**Short exercise:** Reproduce the listing character for character from its first line through the line that contains "bar-segment (1343, 57, 1351, 81)".

**Dataset records:**
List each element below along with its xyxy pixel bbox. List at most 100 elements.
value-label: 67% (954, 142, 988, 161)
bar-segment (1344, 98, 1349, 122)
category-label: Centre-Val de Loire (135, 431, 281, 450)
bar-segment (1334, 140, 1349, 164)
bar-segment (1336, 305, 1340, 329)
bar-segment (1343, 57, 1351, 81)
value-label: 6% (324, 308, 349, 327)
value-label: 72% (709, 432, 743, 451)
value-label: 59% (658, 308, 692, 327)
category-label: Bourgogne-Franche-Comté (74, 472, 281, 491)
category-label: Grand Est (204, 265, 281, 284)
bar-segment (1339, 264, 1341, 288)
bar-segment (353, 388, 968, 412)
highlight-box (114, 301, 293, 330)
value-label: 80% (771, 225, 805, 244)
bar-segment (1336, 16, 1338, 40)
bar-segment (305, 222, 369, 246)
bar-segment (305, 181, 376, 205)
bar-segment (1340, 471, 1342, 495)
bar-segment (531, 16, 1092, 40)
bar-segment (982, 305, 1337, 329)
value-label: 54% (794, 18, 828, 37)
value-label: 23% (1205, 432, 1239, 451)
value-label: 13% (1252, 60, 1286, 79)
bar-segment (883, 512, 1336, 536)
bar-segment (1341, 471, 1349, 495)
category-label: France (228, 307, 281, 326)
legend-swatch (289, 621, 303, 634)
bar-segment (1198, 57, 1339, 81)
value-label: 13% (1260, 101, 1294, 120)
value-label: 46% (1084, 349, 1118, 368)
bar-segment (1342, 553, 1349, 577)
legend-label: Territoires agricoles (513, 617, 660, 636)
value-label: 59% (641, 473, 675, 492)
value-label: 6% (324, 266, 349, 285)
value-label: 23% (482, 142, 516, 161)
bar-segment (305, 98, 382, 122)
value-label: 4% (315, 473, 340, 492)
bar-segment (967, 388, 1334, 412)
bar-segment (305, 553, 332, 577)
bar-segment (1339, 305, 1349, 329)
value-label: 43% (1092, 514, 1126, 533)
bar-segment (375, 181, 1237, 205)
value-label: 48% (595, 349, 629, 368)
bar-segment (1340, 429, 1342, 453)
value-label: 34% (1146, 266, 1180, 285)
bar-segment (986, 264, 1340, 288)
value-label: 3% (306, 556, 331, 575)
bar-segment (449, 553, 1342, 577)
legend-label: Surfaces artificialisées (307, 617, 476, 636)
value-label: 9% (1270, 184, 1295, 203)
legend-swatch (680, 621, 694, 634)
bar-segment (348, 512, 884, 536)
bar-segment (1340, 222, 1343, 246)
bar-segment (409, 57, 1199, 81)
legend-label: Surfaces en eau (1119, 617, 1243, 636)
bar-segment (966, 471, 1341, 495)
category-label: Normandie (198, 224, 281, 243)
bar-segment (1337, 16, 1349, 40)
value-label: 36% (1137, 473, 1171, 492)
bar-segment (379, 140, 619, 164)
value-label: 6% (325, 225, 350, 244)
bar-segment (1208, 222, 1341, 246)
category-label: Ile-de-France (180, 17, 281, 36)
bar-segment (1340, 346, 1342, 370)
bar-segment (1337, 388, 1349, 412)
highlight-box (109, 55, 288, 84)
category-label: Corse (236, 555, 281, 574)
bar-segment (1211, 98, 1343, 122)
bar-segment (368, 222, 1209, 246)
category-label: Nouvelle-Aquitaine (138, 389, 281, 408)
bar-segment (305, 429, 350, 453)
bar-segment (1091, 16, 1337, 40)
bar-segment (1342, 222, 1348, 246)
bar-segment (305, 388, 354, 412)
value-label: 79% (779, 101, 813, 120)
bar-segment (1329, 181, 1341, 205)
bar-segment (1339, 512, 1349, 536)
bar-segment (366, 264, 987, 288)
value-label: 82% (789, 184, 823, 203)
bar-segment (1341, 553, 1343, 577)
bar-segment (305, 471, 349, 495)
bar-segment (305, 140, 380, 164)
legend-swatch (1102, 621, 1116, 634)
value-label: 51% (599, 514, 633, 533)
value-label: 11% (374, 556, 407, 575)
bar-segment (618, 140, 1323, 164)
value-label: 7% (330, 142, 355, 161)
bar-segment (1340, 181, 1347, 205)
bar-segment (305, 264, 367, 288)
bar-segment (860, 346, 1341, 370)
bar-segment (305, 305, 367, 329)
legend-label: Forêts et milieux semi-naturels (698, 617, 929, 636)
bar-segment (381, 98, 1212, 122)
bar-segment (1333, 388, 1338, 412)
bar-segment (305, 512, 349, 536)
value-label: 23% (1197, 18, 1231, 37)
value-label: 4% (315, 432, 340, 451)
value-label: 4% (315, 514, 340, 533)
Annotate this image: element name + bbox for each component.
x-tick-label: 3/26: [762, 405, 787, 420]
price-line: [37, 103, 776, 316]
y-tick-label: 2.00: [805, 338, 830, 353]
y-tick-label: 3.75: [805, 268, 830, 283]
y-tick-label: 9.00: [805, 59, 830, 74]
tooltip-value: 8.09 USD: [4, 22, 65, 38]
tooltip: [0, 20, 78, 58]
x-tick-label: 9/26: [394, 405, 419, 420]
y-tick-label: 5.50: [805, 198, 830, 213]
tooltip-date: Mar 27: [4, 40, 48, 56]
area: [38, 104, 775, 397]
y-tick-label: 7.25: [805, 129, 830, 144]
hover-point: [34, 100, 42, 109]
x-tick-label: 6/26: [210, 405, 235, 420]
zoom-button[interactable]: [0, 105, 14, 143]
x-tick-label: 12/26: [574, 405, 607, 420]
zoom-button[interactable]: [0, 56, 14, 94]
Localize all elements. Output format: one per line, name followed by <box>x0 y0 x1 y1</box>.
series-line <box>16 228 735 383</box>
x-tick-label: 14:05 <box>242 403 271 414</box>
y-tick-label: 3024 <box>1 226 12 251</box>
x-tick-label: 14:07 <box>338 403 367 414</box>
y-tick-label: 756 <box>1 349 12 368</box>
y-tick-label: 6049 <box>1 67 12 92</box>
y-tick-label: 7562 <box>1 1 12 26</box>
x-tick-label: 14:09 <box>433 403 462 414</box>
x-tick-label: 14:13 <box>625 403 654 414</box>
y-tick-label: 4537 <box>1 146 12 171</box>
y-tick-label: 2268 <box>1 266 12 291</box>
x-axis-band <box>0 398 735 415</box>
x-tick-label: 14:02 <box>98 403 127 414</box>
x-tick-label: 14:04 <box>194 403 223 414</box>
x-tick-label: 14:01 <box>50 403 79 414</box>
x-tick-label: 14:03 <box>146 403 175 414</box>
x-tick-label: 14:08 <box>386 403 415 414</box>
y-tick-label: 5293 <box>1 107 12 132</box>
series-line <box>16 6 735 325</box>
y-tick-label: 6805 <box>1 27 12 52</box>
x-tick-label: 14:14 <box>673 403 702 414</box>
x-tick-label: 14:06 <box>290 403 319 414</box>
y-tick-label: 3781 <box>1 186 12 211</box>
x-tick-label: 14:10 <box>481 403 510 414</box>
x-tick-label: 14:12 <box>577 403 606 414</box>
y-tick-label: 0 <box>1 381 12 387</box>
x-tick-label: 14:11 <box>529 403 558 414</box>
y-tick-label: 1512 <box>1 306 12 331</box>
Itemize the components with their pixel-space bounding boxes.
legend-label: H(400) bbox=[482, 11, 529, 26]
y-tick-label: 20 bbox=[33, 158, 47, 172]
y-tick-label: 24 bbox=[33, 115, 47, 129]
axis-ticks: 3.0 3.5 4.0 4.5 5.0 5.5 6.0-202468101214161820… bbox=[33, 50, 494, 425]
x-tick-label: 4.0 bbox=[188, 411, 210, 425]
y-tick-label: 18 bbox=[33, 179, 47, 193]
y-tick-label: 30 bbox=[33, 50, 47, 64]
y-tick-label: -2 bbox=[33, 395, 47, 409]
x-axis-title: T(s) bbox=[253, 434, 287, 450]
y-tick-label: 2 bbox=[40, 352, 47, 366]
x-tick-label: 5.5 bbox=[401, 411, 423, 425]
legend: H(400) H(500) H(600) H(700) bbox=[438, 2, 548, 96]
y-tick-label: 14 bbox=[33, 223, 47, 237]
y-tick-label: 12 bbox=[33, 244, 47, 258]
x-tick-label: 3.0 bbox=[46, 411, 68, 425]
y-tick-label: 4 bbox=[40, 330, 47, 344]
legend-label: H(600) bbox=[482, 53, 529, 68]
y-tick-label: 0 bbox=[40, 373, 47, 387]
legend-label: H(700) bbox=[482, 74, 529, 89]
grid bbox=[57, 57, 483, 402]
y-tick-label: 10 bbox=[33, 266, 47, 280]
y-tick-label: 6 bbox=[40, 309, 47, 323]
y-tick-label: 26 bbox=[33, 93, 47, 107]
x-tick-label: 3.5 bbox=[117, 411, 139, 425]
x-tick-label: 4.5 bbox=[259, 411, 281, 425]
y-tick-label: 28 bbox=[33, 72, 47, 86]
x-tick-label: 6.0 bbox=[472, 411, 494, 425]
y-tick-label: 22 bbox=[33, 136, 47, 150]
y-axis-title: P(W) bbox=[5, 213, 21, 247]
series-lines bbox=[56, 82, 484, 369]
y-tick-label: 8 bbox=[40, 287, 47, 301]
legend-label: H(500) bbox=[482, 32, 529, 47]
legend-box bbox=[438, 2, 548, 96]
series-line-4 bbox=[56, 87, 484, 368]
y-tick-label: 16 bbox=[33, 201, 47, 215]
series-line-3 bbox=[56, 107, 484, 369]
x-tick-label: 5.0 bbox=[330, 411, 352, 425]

**Response to the task:**
List each element below along with its xyxy pixel bbox. List at most 100 elements.
value-label: 67% (954, 142, 988, 161)
bar-segment (1344, 98, 1349, 122)
category-label: Centre-Val de Loire (135, 431, 281, 450)
bar-segment (1334, 140, 1349, 164)
bar-segment (1336, 305, 1340, 329)
bar-segment (1343, 57, 1351, 81)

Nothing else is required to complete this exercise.